▶ _Tâche demandée A_
D'après l'extrait sur les logarithmes, pour quelles opérations la règle logarithmique ne peut-elle pas servir ?

▶ _Extrait du texte_
• • • • • • •

Par leur usage, on ramène les opérations d’un ordre supérieur à celles dont les résultats sont les plus faciles à trouver ; et des calculs pénibles, longs et sujets à des erreurs fréquentes, par la fatigue qu’ils font éprouver, ont été remplacés par des raisonnements si simples, que les erreurs deviennent presque impossibles, si l’on y porte la plus légère attention ; enfin, la réduction des logarithmes en lignes a donné naissance à des instruments portatifs d’une simplicité admirable et d’un emploi tellement facile, que l’on doit justement s’étonner de ne pas avoir répandu avec plus de rapidité, en France, l’usage de la règle ou des cercles logarithmiques, tandis que dans toute l’Angleterre, il n’est peut-être pas un seul constructeur auquel cet instrument ne soit familier.
Mais tous ces moyens exigent encore des connaissances scientifiques ou ne donnent que le résultat de certaines opérations : ainsi la règle logarithmique ne peut servir ni pour l’addition ni pour la soustraction.

• • • • • • •

▶ _Informations extraites_
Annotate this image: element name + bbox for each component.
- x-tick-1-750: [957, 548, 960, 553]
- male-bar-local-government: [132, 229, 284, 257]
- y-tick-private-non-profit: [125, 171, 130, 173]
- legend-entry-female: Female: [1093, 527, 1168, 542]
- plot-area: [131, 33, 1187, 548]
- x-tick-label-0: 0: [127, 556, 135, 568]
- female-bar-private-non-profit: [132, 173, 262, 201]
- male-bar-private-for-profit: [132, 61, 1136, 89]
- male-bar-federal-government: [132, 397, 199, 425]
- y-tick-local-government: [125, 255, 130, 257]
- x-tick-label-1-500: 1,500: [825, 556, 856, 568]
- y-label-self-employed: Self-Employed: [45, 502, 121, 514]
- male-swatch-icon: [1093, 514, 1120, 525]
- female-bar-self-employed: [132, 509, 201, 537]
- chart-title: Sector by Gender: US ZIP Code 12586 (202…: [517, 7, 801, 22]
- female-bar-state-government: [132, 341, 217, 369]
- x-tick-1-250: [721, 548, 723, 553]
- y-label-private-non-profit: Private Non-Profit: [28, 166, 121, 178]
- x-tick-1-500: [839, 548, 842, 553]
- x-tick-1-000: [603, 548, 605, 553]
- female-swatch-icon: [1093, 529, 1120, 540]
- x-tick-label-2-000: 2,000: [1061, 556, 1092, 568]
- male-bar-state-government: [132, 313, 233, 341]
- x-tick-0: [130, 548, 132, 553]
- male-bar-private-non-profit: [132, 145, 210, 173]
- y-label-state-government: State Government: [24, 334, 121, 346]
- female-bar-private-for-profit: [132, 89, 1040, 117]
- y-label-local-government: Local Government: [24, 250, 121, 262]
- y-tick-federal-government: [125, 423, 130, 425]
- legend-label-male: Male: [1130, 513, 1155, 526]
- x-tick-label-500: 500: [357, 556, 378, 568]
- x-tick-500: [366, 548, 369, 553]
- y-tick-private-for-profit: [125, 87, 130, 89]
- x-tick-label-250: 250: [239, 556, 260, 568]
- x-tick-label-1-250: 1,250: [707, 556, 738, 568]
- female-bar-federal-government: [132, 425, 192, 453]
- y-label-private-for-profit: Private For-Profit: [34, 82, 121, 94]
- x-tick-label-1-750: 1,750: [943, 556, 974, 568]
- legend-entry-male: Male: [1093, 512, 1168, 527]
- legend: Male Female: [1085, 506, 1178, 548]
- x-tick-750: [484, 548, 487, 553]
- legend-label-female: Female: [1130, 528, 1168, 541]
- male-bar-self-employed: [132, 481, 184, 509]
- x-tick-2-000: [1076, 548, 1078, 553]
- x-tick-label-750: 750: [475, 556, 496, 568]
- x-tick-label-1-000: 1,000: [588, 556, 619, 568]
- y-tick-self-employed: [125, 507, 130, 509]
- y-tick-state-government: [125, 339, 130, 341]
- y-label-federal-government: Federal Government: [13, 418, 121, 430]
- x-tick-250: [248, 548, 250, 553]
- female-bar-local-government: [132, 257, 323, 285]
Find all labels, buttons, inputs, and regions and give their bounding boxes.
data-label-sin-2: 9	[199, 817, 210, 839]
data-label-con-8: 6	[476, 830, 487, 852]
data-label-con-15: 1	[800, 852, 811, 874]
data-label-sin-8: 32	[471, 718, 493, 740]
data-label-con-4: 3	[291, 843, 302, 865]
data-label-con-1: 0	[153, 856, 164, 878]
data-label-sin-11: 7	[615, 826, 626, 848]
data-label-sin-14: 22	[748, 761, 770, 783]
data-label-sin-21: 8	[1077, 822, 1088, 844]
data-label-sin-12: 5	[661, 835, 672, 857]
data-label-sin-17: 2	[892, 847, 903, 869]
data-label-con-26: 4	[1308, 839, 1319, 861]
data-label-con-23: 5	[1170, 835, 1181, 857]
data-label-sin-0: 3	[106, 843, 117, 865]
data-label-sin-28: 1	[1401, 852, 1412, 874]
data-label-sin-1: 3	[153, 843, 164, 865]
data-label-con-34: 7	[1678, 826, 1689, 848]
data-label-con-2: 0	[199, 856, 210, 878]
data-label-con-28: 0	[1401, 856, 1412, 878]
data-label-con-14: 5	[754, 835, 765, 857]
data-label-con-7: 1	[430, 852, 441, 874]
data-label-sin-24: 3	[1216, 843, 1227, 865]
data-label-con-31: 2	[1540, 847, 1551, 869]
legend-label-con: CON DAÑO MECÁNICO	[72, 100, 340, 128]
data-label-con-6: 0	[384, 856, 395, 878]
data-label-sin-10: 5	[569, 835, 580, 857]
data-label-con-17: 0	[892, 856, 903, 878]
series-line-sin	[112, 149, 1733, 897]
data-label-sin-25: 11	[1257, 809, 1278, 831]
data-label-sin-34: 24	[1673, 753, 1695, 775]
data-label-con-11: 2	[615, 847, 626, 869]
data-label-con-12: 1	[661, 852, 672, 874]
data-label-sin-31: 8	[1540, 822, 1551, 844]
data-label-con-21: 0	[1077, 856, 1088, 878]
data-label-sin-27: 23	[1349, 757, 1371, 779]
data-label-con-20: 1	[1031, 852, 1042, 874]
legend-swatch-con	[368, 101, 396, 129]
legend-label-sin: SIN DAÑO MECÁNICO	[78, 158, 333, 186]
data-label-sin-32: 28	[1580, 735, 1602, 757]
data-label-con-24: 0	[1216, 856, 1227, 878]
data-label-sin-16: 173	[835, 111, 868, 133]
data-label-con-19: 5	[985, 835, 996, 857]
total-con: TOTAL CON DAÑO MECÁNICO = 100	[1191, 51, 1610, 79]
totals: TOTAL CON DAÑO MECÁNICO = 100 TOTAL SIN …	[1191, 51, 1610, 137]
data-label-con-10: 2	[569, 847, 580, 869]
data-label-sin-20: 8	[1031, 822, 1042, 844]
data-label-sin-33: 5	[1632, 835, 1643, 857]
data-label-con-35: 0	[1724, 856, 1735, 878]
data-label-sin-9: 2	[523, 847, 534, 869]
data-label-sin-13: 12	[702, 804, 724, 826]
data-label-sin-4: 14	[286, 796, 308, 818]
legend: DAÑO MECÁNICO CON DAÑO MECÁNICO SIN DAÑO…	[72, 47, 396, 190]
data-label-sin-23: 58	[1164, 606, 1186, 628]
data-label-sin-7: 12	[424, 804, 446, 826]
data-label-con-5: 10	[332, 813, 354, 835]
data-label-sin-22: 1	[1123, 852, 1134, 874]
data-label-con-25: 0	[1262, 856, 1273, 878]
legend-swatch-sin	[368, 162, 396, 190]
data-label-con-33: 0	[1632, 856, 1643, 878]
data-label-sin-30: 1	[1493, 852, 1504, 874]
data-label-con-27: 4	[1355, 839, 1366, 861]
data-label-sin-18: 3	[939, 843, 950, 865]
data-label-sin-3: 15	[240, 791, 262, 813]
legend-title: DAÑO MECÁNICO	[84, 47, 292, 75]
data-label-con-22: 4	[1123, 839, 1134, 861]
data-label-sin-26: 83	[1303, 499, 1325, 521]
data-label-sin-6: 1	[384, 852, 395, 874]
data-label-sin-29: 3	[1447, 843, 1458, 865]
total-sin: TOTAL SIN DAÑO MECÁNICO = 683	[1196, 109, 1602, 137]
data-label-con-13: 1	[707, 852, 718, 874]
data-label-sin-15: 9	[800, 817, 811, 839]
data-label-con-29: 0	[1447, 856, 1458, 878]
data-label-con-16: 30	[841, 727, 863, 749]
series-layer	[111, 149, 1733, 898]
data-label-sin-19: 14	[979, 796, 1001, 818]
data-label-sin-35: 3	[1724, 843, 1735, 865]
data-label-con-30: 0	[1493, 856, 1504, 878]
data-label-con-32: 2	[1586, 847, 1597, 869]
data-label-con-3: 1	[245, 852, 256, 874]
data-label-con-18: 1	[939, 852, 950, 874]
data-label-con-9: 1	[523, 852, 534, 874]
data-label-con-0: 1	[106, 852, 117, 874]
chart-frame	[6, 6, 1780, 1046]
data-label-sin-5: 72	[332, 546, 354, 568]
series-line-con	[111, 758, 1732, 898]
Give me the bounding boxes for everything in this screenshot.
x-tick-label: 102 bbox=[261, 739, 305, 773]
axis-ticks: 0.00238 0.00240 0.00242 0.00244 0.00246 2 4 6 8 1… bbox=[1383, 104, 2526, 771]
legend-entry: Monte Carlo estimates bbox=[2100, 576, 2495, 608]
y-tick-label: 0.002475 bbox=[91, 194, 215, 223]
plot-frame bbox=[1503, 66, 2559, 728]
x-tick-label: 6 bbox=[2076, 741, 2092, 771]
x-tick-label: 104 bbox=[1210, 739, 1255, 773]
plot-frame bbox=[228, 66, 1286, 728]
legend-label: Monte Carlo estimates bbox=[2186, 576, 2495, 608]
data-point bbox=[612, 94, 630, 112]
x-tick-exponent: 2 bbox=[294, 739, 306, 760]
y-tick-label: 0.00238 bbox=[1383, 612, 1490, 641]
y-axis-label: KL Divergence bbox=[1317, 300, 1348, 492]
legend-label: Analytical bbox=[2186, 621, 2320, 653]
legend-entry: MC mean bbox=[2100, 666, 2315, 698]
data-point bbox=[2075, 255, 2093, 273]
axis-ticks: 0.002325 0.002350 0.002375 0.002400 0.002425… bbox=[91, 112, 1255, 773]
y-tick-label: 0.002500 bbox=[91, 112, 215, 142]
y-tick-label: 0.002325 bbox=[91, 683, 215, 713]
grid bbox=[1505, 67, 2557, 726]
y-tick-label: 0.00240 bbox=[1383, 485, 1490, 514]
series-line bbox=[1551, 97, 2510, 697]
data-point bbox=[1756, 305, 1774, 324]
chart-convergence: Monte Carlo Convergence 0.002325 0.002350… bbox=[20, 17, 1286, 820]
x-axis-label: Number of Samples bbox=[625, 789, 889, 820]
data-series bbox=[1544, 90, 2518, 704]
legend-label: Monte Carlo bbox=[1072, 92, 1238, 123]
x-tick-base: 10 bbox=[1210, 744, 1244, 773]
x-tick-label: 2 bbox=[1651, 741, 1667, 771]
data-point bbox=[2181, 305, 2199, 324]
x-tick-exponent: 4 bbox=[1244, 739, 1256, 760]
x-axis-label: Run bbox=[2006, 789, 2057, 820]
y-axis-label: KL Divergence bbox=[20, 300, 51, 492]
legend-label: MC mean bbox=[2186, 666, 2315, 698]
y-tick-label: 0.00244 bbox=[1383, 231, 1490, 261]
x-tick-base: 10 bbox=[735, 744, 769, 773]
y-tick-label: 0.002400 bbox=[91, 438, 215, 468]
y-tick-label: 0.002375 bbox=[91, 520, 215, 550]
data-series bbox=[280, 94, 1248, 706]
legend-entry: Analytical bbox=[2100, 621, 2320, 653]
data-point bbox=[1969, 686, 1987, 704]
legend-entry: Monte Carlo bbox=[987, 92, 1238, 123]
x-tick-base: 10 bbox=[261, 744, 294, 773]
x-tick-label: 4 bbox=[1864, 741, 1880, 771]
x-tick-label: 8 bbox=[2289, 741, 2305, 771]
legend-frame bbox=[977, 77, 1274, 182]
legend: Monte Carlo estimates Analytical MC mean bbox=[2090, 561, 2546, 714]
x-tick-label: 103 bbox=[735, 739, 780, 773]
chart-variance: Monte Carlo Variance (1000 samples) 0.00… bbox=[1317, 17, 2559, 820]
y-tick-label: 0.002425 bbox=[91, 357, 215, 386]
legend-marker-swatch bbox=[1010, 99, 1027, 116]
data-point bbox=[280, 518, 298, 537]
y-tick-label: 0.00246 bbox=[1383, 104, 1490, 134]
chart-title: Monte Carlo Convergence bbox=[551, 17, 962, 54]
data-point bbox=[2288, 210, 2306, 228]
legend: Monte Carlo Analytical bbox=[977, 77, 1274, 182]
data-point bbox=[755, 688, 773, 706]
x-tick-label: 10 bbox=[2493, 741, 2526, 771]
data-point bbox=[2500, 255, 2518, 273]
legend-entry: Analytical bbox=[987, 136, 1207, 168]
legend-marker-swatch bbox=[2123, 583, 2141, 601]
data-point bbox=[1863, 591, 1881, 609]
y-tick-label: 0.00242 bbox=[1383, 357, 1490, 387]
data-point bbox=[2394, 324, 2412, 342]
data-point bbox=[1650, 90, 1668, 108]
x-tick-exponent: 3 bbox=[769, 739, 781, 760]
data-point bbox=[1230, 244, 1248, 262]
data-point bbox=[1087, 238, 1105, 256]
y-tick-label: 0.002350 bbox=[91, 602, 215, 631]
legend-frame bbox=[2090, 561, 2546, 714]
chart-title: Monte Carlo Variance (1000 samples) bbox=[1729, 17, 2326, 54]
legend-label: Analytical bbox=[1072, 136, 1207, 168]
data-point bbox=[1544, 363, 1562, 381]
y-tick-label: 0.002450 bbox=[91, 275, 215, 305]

• • • • • • •

▶ _Tâche demandée B_
Recopiez sans rien changer tout ce qui va du début des lignes d'informations extraites jusqu'à la ligne contenant « - x-tick-label-1-750: 1,750: [943, 556, 974, 568] », les deux bornes comprises.

▶ _Résultat de l'exercice A_
Elle ne peut servir ni pour l'addition ni pour la soustraction.

▶ _Résultat de l'exercice B_
Annotate this image: element name + bbox for each component.
- x-tick-1-750: [957, 548, 960, 553]
- male-bar-local-government: [132, 229, 284, 257]
- y-tick-private-non-profit: [125, 171, 130, 173]
- legend-entry-female: Female: [1093, 527, 1168, 542]
- plot-area: [131, 33, 1187, 548]
- x-tick-label-0: 0: [127, 556, 135, 568]
- female-bar-private-non-profit: [132, 173, 262, 201]
- male-bar-private-for-profit: [132, 61, 1136, 89]
- male-bar-federal-government: [132, 397, 199, 425]
- y-tick-local-government: [125, 255, 130, 257]
- x-tick-label-1-500: 1,500: [825, 556, 856, 568]
- y-label-self-employed: Self-Employed: [45, 502, 121, 514]
- male-swatch-icon: [1093, 514, 1120, 525]
- female-bar-self-employed: [132, 509, 201, 537]
- chart-title: Sector by Gender: US ZIP Code 12586 (202…: [517, 7, 801, 22]
- female-bar-state-government: [132, 341, 217, 369]
- x-tick-1-250: [721, 548, 723, 553]
- y-label-private-non-profit: Private Non-Profit: [28, 166, 121, 178]
- x-tick-1-500: [839, 548, 842, 553]
- x-tick-1-000: [603, 548, 605, 553]
- female-swatch-icon: [1093, 529, 1120, 540]
- x-tick-label-2-000: 2,000: [1061, 556, 1092, 568]
- male-bar-state-government: [132, 313, 233, 341]
- x-tick-0: [130, 548, 132, 553]
- male-bar-private-non-profit: [132, 145, 210, 173]
- y-label-state-government: State Government: [24, 334, 121, 346]
- female-bar-private-for-profit: [132, 89, 1040, 117]
- y-label-local-government: Local Government: [24, 250, 121, 262]
- y-tick-federal-government: [125, 423, 130, 425]
- legend-label-male: Male: [1130, 513, 1155, 526]
- x-tick-label-500: 500: [357, 556, 378, 568]
- x-tick-500: [366, 548, 369, 553]
- y-tick-private-for-profit: [125, 87, 130, 89]
- x-tick-label-250: 250: [239, 556, 260, 568]
- x-tick-label-1-250: 1,250: [707, 556, 738, 568]
- female-bar-federal-government: [132, 425, 192, 453]
- y-label-private-for-profit: Private For-Profit: [34, 82, 121, 94]
- x-tick-label-1-750: 1,750: [943, 556, 974, 568]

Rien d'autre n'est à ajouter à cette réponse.